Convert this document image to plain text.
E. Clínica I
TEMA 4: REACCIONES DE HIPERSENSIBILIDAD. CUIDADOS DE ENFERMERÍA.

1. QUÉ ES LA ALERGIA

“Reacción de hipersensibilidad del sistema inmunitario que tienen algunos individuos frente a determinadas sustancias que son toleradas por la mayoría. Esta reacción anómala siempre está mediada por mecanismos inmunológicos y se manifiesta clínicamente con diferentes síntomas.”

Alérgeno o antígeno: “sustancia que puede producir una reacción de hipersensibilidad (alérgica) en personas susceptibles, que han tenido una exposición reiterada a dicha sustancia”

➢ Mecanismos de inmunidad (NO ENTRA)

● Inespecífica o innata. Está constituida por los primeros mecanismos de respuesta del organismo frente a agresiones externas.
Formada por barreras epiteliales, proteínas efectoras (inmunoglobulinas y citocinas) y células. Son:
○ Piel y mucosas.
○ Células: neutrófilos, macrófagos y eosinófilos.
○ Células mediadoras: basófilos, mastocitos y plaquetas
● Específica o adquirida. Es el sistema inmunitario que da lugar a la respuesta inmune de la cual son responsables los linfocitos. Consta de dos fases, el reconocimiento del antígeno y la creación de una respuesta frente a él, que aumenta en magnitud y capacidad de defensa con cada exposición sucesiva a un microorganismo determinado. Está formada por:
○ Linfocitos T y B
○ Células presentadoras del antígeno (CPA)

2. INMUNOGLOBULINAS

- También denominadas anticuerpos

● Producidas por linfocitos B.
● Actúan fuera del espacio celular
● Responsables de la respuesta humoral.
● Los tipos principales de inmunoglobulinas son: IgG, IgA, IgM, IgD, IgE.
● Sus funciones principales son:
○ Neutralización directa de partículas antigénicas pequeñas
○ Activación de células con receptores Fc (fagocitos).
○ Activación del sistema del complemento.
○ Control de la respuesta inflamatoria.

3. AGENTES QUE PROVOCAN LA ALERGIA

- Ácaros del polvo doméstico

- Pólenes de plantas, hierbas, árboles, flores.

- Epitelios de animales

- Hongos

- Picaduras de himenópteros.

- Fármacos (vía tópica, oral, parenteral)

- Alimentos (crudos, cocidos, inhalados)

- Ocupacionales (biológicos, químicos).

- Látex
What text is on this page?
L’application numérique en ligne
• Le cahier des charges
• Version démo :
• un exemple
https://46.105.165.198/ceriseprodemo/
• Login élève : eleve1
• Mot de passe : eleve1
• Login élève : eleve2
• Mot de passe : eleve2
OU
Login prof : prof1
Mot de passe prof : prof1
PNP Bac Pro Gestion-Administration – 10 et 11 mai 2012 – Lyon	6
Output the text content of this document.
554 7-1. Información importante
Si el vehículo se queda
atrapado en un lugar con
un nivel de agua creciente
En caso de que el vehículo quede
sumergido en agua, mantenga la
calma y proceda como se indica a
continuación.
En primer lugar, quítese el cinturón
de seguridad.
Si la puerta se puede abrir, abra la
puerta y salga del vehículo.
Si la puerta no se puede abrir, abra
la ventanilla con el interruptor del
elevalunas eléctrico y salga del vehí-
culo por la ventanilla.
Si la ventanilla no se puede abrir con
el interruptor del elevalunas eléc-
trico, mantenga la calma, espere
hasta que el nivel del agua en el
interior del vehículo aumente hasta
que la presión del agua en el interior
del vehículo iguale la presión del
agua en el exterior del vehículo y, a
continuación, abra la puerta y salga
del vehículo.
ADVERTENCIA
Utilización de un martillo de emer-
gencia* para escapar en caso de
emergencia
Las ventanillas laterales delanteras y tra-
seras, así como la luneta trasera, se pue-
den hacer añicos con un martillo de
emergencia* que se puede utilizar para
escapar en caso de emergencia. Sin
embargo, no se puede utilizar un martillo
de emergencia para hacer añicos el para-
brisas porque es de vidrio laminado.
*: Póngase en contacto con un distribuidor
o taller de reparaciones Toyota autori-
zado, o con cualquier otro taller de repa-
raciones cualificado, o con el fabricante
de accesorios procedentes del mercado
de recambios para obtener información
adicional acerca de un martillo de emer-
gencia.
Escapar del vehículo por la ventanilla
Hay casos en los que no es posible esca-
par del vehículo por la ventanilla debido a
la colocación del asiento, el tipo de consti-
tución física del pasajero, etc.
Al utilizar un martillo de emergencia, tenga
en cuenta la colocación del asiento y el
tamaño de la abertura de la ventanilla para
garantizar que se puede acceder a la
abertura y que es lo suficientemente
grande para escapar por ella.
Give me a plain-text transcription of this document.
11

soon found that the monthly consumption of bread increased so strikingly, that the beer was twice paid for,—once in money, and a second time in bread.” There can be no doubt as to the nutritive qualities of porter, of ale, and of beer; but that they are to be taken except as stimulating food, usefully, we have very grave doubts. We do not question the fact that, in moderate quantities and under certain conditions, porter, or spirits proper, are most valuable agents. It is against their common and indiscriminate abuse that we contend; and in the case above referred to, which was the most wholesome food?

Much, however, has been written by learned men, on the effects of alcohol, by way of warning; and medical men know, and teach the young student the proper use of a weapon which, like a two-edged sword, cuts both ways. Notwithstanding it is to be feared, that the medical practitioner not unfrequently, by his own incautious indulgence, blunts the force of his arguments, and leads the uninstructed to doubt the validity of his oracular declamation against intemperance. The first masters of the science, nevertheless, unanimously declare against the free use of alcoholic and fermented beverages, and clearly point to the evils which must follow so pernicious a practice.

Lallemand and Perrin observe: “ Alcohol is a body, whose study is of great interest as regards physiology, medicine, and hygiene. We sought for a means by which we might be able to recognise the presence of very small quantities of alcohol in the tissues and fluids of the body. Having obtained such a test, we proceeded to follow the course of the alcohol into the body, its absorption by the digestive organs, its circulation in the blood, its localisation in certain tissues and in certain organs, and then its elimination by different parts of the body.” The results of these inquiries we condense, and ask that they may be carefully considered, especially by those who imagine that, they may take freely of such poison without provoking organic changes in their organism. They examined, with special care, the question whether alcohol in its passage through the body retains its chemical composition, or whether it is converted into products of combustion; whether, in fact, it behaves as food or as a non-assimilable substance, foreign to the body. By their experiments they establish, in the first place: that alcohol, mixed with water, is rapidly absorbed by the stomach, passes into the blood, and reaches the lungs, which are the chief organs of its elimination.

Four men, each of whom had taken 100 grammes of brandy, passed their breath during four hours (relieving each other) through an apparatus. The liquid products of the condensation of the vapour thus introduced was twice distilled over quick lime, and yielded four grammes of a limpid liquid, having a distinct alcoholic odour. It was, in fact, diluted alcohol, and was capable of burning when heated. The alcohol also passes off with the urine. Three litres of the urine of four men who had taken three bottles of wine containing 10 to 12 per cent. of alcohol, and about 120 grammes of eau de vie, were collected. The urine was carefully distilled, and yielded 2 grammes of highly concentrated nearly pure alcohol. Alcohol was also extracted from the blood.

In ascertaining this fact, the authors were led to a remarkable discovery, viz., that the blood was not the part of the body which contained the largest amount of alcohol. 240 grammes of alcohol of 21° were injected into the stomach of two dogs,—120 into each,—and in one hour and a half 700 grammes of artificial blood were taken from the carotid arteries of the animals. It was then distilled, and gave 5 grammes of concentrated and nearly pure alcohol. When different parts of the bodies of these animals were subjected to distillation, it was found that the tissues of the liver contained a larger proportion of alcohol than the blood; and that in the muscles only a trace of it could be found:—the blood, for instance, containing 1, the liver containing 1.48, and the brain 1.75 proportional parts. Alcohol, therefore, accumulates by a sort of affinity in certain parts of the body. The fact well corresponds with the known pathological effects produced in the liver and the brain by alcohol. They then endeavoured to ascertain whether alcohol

▶ [Exercise requirements]: Copy out each line that contains the word "alcoholic".

▶ [Full solution]:
Much, however, has been written by learned men, on the effects of alcohol, by way of warning; and medical men know, and teach the young student the proper use of a weapon which, like a two-edged sword, cuts both ways. Notwithstanding it is to be feared, that the medical practitioner not unfrequently, by his own incautious indulgence, blunts the force of his arguments, and leads the uninstructed to doubt the validity of his oracular declamation against intemperance. The first masters of the science, nevertheless, unanimously declare against the free use of alcoholic and fermented beverages, and clearly point to the evils which must follow so pernicious a practice.
Four men, each of whom had taken 100 grammes of brandy, passed their breath during four hours (relieving each other) through an apparatus. The liquid products of the condensation of the vapour thus introduced was twice distilled over quick lime, and yielded four grammes of a limpid liquid, having a distinct alcoholic odour. It was, in fact, diluted alcohol, and was capable of burning when heated. The alcohol also passes off with the urine. Three litres of the urine of four men who had taken three bottles of wine containing 10 to 12 per cent. of alcohol, and about 120 grammes of eau de vie, were collected. The urine was carefully distilled, and yielded 2 grammes of highly concentrated nearly pure alcohol. Alcohol was also extracted from the blood.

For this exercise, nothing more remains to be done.